__TO DO__: Extract all lines containing "this".

__DATA EXCERPTS__:
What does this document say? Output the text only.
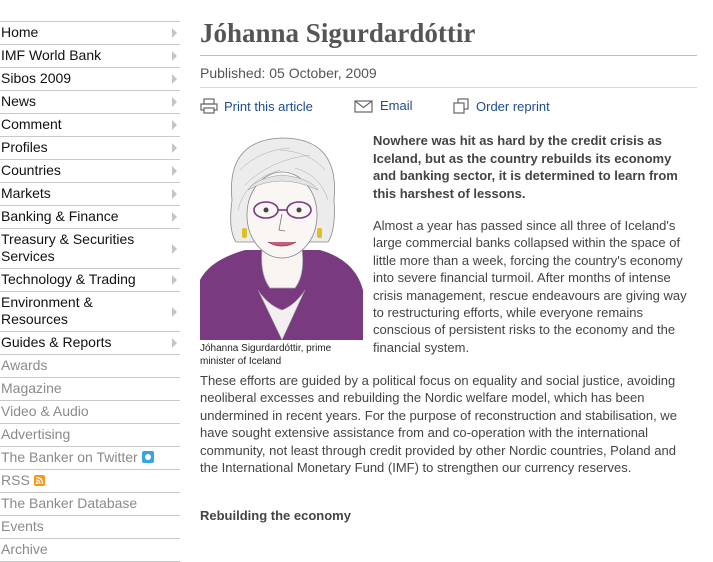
Home
IMF World Bank
Sibos 2009
News
Comment
Profiles
Countries
Markets
Banking & Finance
Treasury & Securities Services
Technology & Trading
Environment & Resources
Guides & Reports
Awards
Magazine
Video & Audio
Advertising
The Banker on Twitter
RSS
The Banker Database
Events
Archive
Jóhanna Sigurdardóttir
Published: 05 October, 2009
Print this article	Email	Order reprint
Jóhanna Sigurdardóttir, prime minister of Iceland
Nowhere was hit as hard by the credit crisis as Iceland, but as the country rebuilds its economy and banking sector, it is determined to learn from this harshest of lessons.
Almost a year has passed since all three of Iceland's large commercial banks collapsed within the space of little more than a week, forcing the country's economy into severe financial turmoil. After months of intense crisis management, rescue endeavours are giving way to restructuring efforts, while everyone remains conscious of persistent risks to the economy and the financial system.
These efforts are guided by a political focus on equality and social justice, avoiding neoliberal excesses and rebuilding the Nordic welfare model, which has been undermined in recent years. For the purpose of reconstruction and stabilisation, we have sought extensive assistance from and co-operation with the international community, not least through credit provided by other Nordic countries, Poland and the International Monetary Fund (IMF) to strengthen our currency reserves.
Rebuilding the economy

__IN RESPONSE__:
What does this document say? Output the text only.
Print this article	Email	Order reprint
Nowhere was hit as hard by the credit crisis as Iceland, but as the country rebuilds its economy and banking sector, it is determined to learn from this harshest of lessons.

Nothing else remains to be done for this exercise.